◆ **Data for the task**
:::

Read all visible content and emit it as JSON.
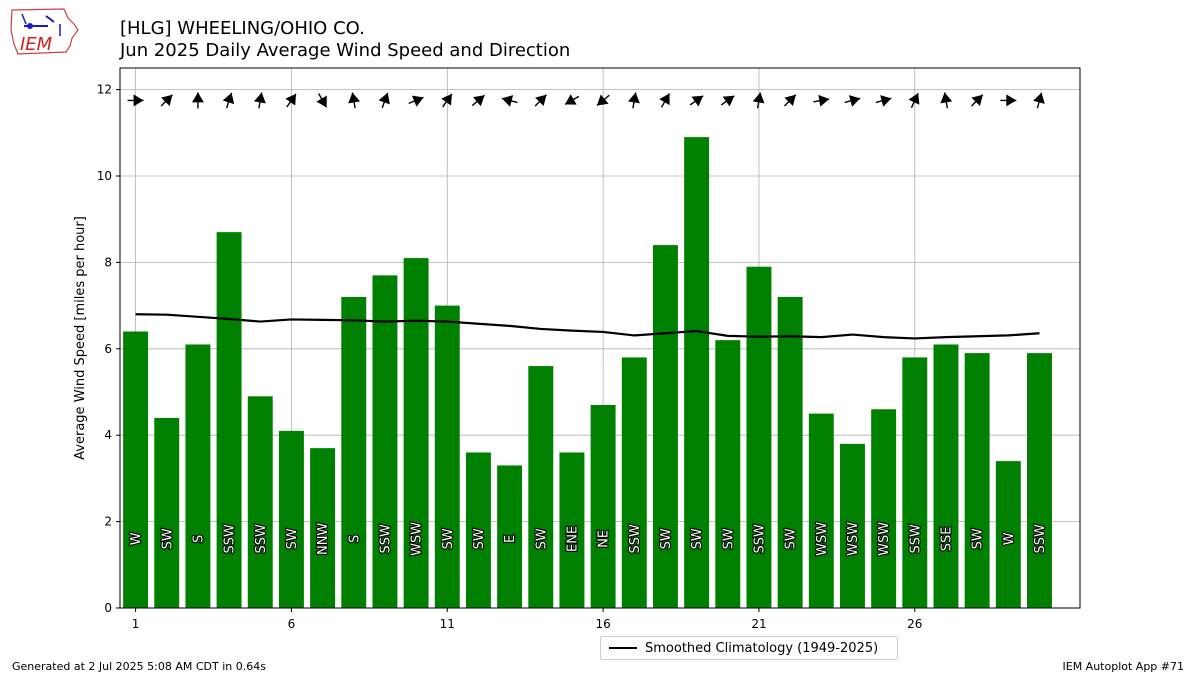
{
  "header": {
    "line1": "[HLG] WHEELING/OHIO CO.",
    "line2": "Jun 2025 Daily Average Wind Speed and Direction",
    "logo_text": "IEM"
  },
  "footer": {
    "generated": "Generated at 2 Jul 2025 5:08 AM CDT in 0.64s",
    "app": "IEM Autoplot App #71"
  },
  "legend": {
    "climatology_label": "Smoothed Climatology (1949-2025)"
  },
  "colors": {
    "bar": "#008000",
    "climatology": "#000000",
    "grid": "#b0b0b0"
  },
  "chart_data": {
    "type": "bar",
    "title": "[HLG] WHEELING/OHIO CO.",
    "subtitle": "Jun 2025 Daily Average Wind Speed and Direction",
    "xlabel": "",
    "ylabel": "Average Wind Speed [miles per hour]",
    "x": [
      1,
      2,
      3,
      4,
      5,
      6,
      7,
      8,
      9,
      10,
      11,
      12,
      13,
      14,
      15,
      16,
      17,
      18,
      19,
      20,
      21,
      22,
      23,
      24,
      25,
      26,
      27,
      28,
      29,
      30
    ],
    "xticks": [
      1,
      6,
      11,
      16,
      21,
      26
    ],
    "yticks": [
      0,
      2,
      4,
      6,
      8,
      10,
      12
    ],
    "xlim": [
      0.5,
      31.3
    ],
    "ylim": [
      0,
      12.5
    ],
    "grid": true,
    "legend_position": "bottom-center",
    "series": [
      {
        "name": "Average Wind Speed",
        "type": "bar",
        "values": [
          6.4,
          4.4,
          6.1,
          8.7,
          4.9,
          4.1,
          3.7,
          7.2,
          7.7,
          8.1,
          7.0,
          3.6,
          3.3,
          5.6,
          3.6,
          4.7,
          5.8,
          8.4,
          10.9,
          6.2,
          7.9,
          7.2,
          4.5,
          3.8,
          4.6,
          5.8,
          6.1,
          5.9,
          3.4,
          5.9
        ]
      },
      {
        "name": "Smoothed Climatology (1949-2025)",
        "type": "line",
        "values": [
          6.8,
          6.79,
          6.74,
          6.69,
          6.63,
          6.68,
          6.67,
          6.66,
          6.63,
          6.65,
          6.63,
          6.58,
          6.53,
          6.46,
          6.42,
          6.39,
          6.31,
          6.36,
          6.41,
          6.3,
          6.28,
          6.29,
          6.27,
          6.33,
          6.27,
          6.24,
          6.27,
          6.29,
          6.31,
          6.36
        ]
      }
    ],
    "direction_labels": [
      "W",
      "SW",
      "S",
      "SSW",
      "SSW",
      "SW",
      "NNW",
      "S",
      "SSW",
      "WSW",
      "SW",
      "SW",
      "E",
      "SW",
      "ENE",
      "NE",
      "SSW",
      "SW",
      "SW",
      "SW",
      "SSW",
      "SW",
      "WSW",
      "WSW",
      "WSW",
      "SSW",
      "SSE",
      "SW",
      "W",
      "SSW"
    ],
    "direction_arrow_angles_deg": [
      0,
      45,
      90,
      72,
      80,
      55,
      -60,
      100,
      70,
      22,
      55,
      40,
      165,
      45,
      210,
      220,
      80,
      60,
      35,
      35,
      80,
      45,
      10,
      15,
      15,
      65,
      100,
      45,
      0,
      75
    ],
    "arrow_row_value": 11.75
  }
}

:::

◆ **Your instructions**
Every entry must be transcribed exactly. Pictures do not belong in the copy.

◆ **Exercise solution**
Read all visible content and emit it as JSON.
{
  "header": {
    "line1": "[HLG] WHEELING/OHIO CO.",
    "line2": "Jun 2025 Daily Average Wind Speed and Direction",
    "logo_text": "IEM"
  },
  "footer": {
    "generated": "Generated at 2 Jul 2025 5:08 AM CDT in 0.64s",
    "app": "IEM Autoplot App #71"
  },
  "legend": {
    "climatology_label": "Smoothed Climatology (1949-2025)"
  },
  "colors": {
    "bar": "#008000",
    "climatology": "#000000",
    "grid": "#b0b0b0"
  },
  "chart_data": {
    "type": "bar",
    "title": "[HLG] WHEELING/OHIO CO.",
    "subtitle": "Jun 2025 Daily Average Wind Speed and Direction",
    "xlabel": "",
    "ylabel": "Average Wind Speed [miles per hour]",
    "x": [
      1,
      2,
      3,
      4,
      5,
      6,
      7,
      8,
      9,
      10,
      11,
      12,
      13,
      14,
      15,
      16,
      17,
      18,
      19,
      20,
      21,
      22,
      23,
      24,
      25,
      26,
      27,
      28,
      29,
      30
    ],
    "xticks": [
      1,
      6,
      11,
      16,
      21,
      26
    ],
    "yticks": [
      0,
      2,
      4,
      6,
      8,
      10,
      12
    ],
    "xlim": [
      0.5,
      31.3
    ],
    "ylim": [
      0,
      12.5
    ],
    "grid": true,
    "legend_position": "bottom-center",
    "series": [
      {
        "name": "Average Wind Speed",
        "type": "bar",
        "values": [
          6.4,
          4.4,
          6.1,
          8.7,
          4.9,
          4.1,
          3.7,
          7.2,
          7.7,
          8.1,
          7.0,
          3.6,
          3.3,
          5.6,
          3.6,
          4.7,
          5.8,
          8.4,
          10.9,
          6.2,
          7.9,
          7.2,
          4.5,
          3.8,
          4.6,
          5.8,
          6.1,
          5.9,
          3.4,
          5.9
        ]
      },
      {
        "name": "Smoothed Climatology (1949-2025)",
        "type": "line",
        "values": [
          6.8,
          6.79,
          6.74,
          6.69,
          6.63,
          6.68,
          6.67,
          6.66,
          6.63,
          6.65,
          6.63,
          6.58,
          6.53,
          6.46,
          6.42,
          6.39,
          6.31,
          6.36,
          6.41,
          6.3,
          6.28,
          6.29,
          6.27,
          6.33,
          6.27,
          6.24,
          6.27,
          6.29,
          6.31,
          6.36
        ]
      }
    ],
    "direction_labels": [
      "W",
      "SW",
      "S",
      "SSW",
      "SSW",
      "SW",
      "NNW",
      "S",
      "SSW",
      "WSW",
      "SW",
      "SW",
      "E",
      "SW",
      "ENE",
      "NE",
      "SSW",
      "SW",
      "SW",
      "SW",
      "SSW",
      "SW",
      "WSW",
      "WSW",
      "WSW",
      "SSW",
      "SSE",
      "SW",
      "W",
      "SSW"
    ],
    "direction_arrow_angles_deg": [
      0,
      45,
      90,
      72,
      80,
      55,
      -60,
      100,
      70,
      22,
      55,
      40,
      165,
      45,
      210,
      220,
      80,
      60,
      35,
      35,
      80,
      45,
      10,
      15,
      15,
      65,
      100,
      45,
      0,
      75
    ],
    "arrow_row_value": 11.75
  }
}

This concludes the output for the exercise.